Prompt: Read the lines below. Copy out any that hold the string "Microsoft".

Records for processing:
++++++++

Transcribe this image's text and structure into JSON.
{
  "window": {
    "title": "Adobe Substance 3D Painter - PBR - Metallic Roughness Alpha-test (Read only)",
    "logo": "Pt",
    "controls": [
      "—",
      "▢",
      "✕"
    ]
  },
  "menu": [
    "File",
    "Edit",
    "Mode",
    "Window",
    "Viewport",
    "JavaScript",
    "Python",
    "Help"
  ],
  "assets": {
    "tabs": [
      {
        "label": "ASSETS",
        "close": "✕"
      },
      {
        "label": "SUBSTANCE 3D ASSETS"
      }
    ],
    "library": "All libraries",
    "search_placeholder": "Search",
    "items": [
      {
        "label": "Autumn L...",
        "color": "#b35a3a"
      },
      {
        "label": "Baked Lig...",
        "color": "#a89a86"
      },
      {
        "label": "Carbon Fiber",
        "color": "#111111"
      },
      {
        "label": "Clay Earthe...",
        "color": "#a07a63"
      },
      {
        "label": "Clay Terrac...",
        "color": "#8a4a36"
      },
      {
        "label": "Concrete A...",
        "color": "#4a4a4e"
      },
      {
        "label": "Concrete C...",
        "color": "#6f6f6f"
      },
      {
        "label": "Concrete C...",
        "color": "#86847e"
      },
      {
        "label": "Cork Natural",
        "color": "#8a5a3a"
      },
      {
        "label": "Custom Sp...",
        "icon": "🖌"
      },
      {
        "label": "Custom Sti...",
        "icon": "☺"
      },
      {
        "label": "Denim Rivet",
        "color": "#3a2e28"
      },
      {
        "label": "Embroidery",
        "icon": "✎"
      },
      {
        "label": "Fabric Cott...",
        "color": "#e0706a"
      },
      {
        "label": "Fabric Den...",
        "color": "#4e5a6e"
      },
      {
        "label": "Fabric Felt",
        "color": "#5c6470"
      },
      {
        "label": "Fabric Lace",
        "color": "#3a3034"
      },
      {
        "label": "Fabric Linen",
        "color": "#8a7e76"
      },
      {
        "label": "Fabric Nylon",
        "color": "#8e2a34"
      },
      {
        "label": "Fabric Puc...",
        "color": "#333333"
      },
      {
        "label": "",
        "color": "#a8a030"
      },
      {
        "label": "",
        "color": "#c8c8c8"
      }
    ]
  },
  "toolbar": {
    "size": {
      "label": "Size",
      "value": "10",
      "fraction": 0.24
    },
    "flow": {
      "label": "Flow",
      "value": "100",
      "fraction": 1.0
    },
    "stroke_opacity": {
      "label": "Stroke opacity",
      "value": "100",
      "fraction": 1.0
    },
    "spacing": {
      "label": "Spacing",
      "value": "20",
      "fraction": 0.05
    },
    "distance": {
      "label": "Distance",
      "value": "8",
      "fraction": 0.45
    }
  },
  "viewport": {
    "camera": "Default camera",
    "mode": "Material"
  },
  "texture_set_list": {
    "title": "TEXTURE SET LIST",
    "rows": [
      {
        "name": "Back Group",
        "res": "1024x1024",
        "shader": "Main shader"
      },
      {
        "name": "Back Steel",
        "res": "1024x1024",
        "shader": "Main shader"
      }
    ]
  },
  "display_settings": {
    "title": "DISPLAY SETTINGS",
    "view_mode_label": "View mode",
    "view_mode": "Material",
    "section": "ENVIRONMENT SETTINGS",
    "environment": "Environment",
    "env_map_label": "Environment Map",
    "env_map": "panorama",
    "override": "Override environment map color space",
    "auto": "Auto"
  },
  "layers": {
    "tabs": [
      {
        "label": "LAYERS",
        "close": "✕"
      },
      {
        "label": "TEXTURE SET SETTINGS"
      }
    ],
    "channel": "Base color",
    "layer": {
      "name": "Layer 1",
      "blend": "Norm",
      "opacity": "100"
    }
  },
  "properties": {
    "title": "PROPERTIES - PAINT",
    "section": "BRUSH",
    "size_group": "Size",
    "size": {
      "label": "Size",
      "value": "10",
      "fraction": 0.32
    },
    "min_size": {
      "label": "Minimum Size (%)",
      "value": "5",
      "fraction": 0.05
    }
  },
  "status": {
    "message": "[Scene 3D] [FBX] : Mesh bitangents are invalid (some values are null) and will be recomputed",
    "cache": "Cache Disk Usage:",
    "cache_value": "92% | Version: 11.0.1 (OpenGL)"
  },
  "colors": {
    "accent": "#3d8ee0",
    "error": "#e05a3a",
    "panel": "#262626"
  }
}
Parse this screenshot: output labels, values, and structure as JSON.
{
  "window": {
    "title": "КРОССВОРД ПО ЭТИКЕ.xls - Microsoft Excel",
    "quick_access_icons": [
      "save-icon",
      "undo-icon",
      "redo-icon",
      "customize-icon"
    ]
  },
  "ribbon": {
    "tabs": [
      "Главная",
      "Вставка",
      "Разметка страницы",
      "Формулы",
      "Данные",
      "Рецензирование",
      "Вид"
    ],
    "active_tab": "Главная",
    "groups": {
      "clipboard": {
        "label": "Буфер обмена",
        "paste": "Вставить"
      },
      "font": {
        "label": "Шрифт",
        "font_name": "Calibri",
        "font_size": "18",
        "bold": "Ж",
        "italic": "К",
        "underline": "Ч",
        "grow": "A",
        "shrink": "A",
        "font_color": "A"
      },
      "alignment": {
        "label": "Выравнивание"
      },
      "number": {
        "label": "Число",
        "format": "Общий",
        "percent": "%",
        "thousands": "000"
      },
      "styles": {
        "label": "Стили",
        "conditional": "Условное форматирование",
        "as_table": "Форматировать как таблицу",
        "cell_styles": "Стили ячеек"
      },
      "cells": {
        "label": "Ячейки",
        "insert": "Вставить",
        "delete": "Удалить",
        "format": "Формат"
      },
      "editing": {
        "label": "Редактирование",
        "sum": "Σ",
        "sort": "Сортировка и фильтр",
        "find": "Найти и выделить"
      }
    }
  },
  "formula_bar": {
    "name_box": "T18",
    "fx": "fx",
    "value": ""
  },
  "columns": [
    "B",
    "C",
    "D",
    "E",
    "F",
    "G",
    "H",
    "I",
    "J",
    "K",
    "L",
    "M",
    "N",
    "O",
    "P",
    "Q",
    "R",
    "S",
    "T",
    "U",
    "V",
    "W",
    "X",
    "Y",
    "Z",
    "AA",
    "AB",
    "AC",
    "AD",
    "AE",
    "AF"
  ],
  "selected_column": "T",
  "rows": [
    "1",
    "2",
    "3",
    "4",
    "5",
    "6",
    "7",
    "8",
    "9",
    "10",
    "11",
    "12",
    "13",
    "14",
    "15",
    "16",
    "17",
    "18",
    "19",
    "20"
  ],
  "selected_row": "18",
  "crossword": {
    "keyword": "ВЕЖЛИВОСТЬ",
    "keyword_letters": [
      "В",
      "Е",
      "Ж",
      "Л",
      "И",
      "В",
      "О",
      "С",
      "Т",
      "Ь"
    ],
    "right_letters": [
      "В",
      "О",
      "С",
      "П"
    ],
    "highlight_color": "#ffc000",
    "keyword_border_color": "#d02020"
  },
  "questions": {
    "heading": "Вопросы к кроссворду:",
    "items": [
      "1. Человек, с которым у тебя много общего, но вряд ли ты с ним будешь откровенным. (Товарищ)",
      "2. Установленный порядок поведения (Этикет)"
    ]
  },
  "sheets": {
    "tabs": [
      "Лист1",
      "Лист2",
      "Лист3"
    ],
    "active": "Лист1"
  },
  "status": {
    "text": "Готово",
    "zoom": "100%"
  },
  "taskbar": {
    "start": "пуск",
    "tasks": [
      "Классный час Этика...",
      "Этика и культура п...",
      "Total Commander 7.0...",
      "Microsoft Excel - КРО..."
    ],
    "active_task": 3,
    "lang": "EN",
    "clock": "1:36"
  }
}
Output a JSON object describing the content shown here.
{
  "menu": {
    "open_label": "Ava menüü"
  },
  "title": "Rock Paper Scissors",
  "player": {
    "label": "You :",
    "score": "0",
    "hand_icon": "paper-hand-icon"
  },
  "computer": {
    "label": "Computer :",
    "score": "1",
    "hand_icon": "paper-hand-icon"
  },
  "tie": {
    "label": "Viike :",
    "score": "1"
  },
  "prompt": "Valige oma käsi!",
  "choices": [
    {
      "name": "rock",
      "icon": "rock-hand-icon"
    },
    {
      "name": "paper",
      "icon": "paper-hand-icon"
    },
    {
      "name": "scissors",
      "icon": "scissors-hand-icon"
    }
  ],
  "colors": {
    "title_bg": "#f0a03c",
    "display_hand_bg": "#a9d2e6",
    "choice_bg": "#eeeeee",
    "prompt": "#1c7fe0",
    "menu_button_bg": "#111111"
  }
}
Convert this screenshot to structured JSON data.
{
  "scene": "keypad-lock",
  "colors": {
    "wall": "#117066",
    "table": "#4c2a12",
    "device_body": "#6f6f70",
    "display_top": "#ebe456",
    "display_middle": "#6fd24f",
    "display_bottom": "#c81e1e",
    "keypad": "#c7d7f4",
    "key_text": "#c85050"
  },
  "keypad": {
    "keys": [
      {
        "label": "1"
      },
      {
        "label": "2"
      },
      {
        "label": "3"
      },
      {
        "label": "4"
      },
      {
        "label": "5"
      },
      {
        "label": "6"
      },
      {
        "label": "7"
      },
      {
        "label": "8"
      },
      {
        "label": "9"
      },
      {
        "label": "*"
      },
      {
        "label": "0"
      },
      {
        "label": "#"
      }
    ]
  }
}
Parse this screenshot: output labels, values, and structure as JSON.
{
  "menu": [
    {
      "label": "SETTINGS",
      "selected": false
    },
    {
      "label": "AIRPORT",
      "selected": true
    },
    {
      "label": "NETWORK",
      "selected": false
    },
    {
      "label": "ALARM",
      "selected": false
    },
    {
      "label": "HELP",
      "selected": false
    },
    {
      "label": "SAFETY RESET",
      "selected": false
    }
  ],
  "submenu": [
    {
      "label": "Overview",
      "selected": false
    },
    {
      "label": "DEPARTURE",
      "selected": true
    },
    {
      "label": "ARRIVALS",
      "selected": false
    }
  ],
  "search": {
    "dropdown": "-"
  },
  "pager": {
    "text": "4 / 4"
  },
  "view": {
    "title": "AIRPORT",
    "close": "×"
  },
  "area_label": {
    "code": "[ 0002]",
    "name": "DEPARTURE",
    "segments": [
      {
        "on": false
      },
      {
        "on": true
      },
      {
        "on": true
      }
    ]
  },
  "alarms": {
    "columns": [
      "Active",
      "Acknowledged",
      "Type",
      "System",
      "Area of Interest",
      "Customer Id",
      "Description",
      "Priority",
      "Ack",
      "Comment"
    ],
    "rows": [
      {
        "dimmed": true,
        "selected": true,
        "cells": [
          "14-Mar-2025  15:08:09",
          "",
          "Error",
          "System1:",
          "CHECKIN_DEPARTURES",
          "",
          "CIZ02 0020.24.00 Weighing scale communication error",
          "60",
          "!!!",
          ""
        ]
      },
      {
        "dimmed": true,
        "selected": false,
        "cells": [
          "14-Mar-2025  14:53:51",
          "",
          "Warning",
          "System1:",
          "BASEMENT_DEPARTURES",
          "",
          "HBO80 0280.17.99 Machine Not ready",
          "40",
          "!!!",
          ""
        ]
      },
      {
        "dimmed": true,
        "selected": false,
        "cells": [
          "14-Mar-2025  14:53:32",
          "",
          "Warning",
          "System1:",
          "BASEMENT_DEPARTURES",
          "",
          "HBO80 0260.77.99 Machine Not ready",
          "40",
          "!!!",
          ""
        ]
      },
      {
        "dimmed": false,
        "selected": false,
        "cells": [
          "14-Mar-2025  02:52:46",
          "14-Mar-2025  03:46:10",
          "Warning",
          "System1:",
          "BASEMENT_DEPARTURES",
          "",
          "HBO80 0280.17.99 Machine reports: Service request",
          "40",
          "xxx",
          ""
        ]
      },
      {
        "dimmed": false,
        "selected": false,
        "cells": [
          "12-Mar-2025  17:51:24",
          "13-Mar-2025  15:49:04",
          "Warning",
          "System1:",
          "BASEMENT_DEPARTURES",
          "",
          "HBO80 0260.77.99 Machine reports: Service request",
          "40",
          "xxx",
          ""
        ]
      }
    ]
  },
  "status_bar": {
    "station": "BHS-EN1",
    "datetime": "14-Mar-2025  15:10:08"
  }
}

++++++++

Solution to this problem:
    "title": "КРОССВОРД ПО ЭТИКЕ.xls - Microsoft Excel",
      "Microsoft Excel - КРО..."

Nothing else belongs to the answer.